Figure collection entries
+-------+

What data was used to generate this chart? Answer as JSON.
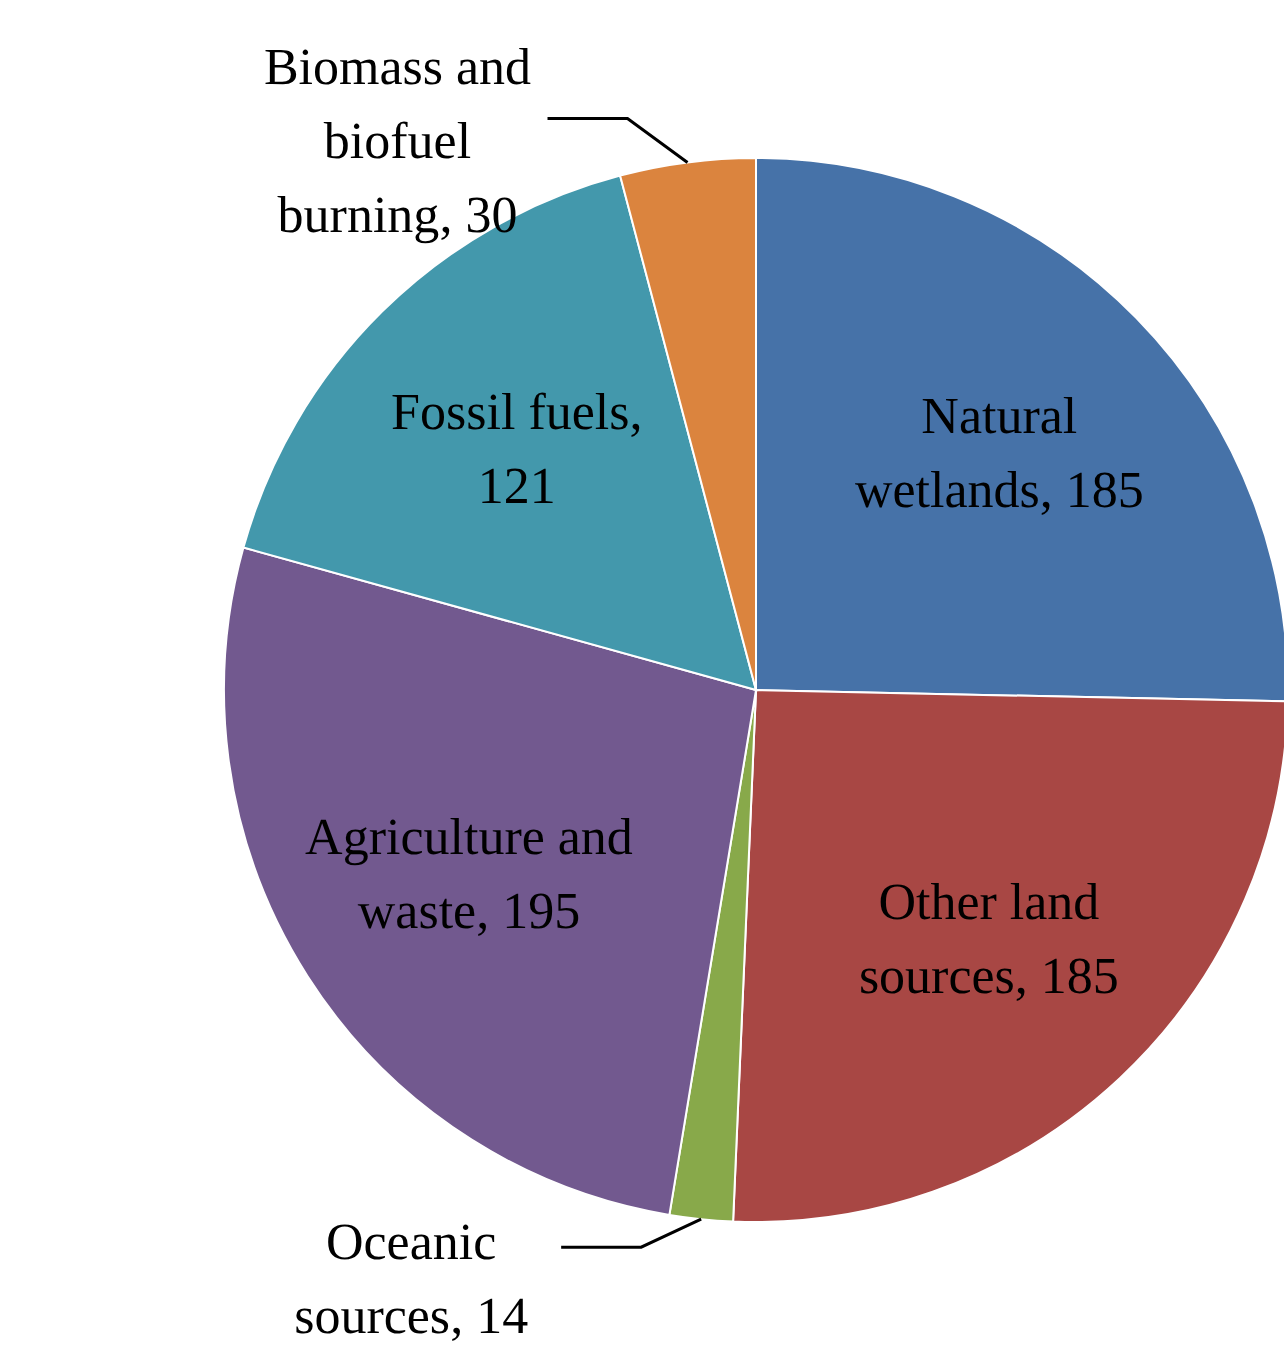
{
  "chart_data": {
    "type": "pie",
    "categories": [
      "Natural wetlands",
      "Other land sources",
      "Oceanic sources",
      "Agriculture and waste",
      "Fossil fuels",
      "Biomass and biofuel burning"
    ],
    "values": [
      185,
      185,
      14,
      195,
      121,
      30
    ],
    "colors": [
      "#4672a8",
      "#a84744",
      "#88a94a",
      "#72598f",
      "#4398ac",
      "#db843e"
    ],
    "value_labels": [
      ", 185",
      ", 185",
      ", 14",
      ", 195",
      ", 121",
      ", 30"
    ],
    "legend": false
  }
}
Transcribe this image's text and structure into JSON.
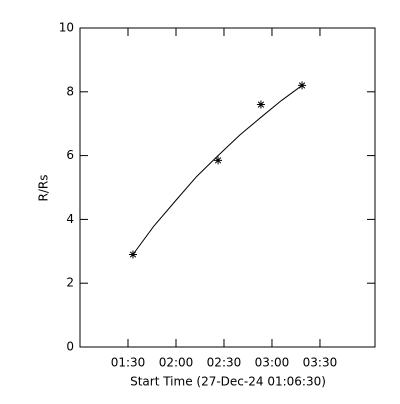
{
  "chart_data": {
    "type": "line",
    "x_label": "Start Time (27-Dec-24 01:06:30)",
    "y_label": "R/Rs",
    "xlim": [
      60,
      244.4
    ],
    "xticks": [
      {
        "value": 90,
        "label": "01:30"
      },
      {
        "value": 120,
        "label": "02:00"
      },
      {
        "value": 150,
        "label": "02:30"
      },
      {
        "value": 180,
        "label": "03:00"
      },
      {
        "value": 210,
        "label": "03:30"
      }
    ],
    "ylim": [
      0,
      10
    ],
    "yticks": [
      0,
      2,
      4,
      6,
      8,
      10
    ],
    "color": "#000000",
    "series": [
      {
        "marker": "asterisk",
        "x": [
          93.1,
          146.3,
          173.1,
          198.8
        ],
        "values": [
          2.9,
          5.85,
          7.6,
          8.2
        ]
      },
      {
        "marker": "none",
        "x": [
          93.1,
          106,
          120,
          133,
          146.3,
          160,
          173.1,
          186,
          198.8
        ],
        "values": [
          2.9,
          3.78,
          4.6,
          5.35,
          6.0,
          6.65,
          7.2,
          7.73,
          8.2
        ]
      }
    ]
  }
}
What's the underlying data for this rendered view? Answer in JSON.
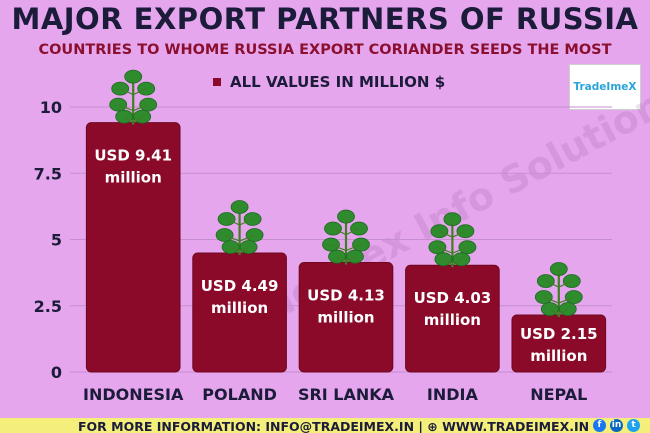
{
  "header": {
    "title": "MAJOR EXPORT PARTNERS OF RUSSIA",
    "subtitle": "COUNTRIES TO WHOME RUSSIA EXPORT CORIANDER SEEDS THE MOST",
    "legend_label": "ALL VALUES IN MILLION $",
    "logo_text": "TradeImeX",
    "watermark": "Tradeimex Info Solution Pvt Ltd"
  },
  "footer": {
    "text": "FOR MORE INFORMATION: INFO@TRADEIMEX.IN | ⊕ WWW.TRADEIMEX.IN",
    "social_icons": [
      "facebook-icon",
      "linkedin-icon",
      "twitter-icon"
    ]
  },
  "colors": {
    "background": "#e6a6ee",
    "bar": "#8b0a2a",
    "bar_stroke": "#6e0820",
    "title": "#1b1b3a",
    "subtitle": "#8b1030",
    "grid": "#c48fcc",
    "footer": "#f4ee7a",
    "leaf": "#2e8b2e"
  },
  "chart_data": {
    "type": "bar",
    "title": "MAJOR EXPORT PARTNERS OF RUSSIA",
    "subtitle": "COUNTRIES TO WHOME RUSSIA EXPORT CORIANDER SEEDS THE MOST",
    "categories": [
      "INDONESIA",
      "POLAND",
      "SRI LANKA",
      "INDIA",
      "NEPAL"
    ],
    "values": [
      9.41,
      4.49,
      4.13,
      4.03,
      2.15
    ],
    "data_labels": [
      [
        "USD 9.41",
        "million"
      ],
      [
        "USD 4.49",
        "million"
      ],
      [
        "USD 4.13",
        "million"
      ],
      [
        "USD 4.03",
        "million"
      ],
      [
        "USD 2.15",
        "million"
      ]
    ],
    "series": [
      {
        "name": "ALL VALUES IN MILLION $",
        "values": [
          9.41,
          4.49,
          4.13,
          4.03,
          2.15
        ]
      }
    ],
    "ylim": [
      0,
      10
    ],
    "yticks": [
      0,
      2.5,
      5,
      7.5,
      10
    ],
    "ytick_labels": [
      "0",
      "2.5",
      "5",
      "7.5",
      "10"
    ],
    "grid": true,
    "legend": "top-center"
  }
}
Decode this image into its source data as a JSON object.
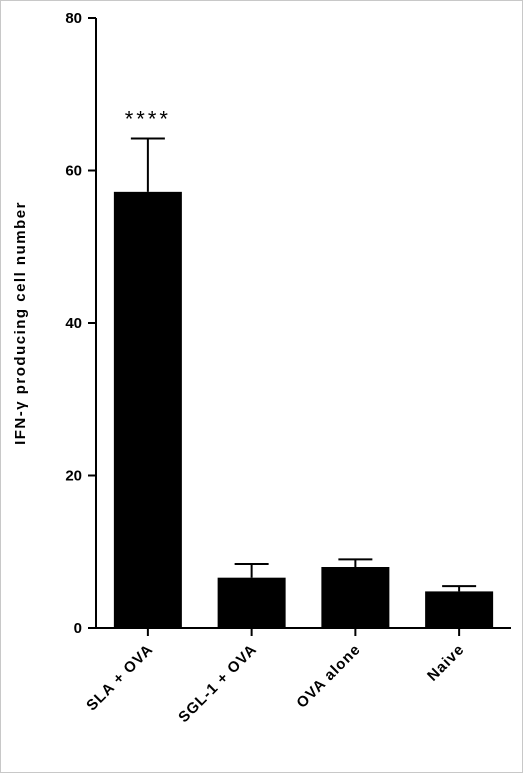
{
  "chart_data": {
    "type": "bar",
    "categories": [
      "SLA + OVA",
      "SGL-1 + OVA",
      "OVA alone",
      "Naive"
    ],
    "values": [
      57.2,
      6.6,
      8.0,
      4.8
    ],
    "errors": [
      7.0,
      1.8,
      1.0,
      0.7
    ],
    "ylabel": "IFN-γ producing cell number",
    "ylim": [
      0,
      80
    ],
    "yticks": [
      0,
      20,
      40,
      60,
      80
    ],
    "annotations": [
      {
        "category": "SLA + OVA",
        "text": "****"
      }
    ],
    "bar_color": "#000000",
    "grid": false
  }
}
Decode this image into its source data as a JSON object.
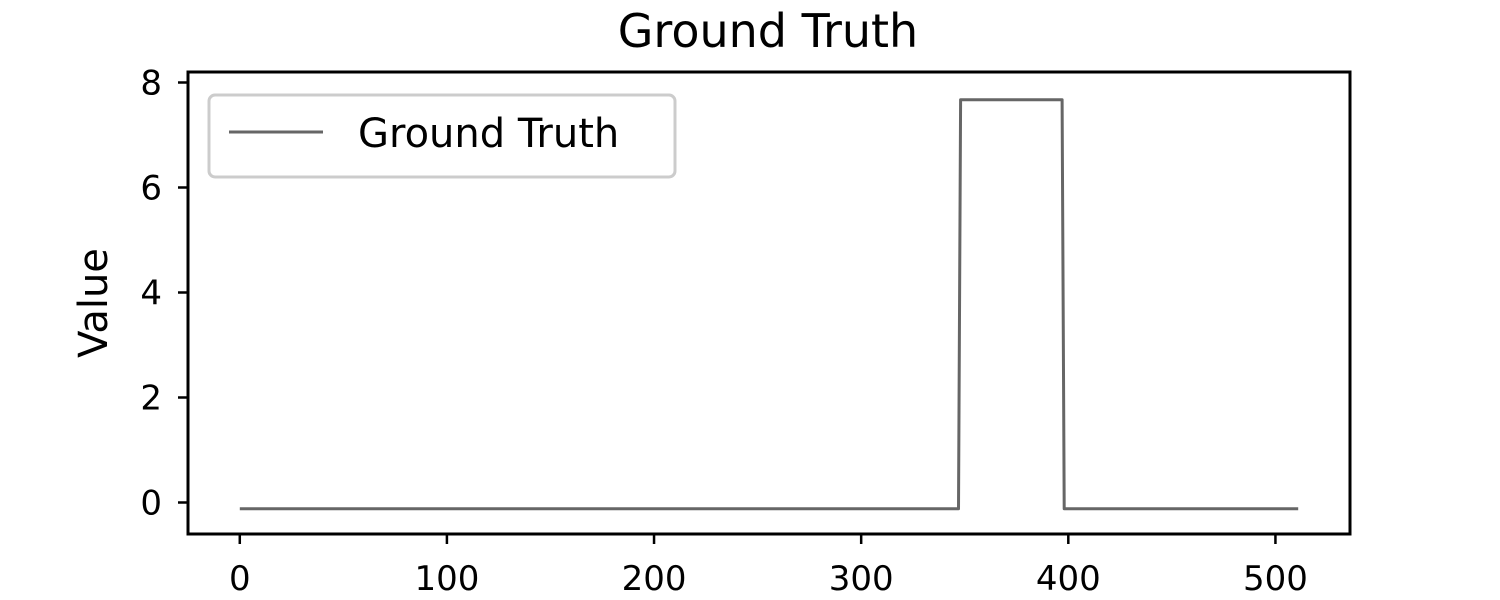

+-------+

Exercise instructions
Each line in the listing above either holds the string "What" or does not; state how many do, giving the number only.

Answer to this exercise
2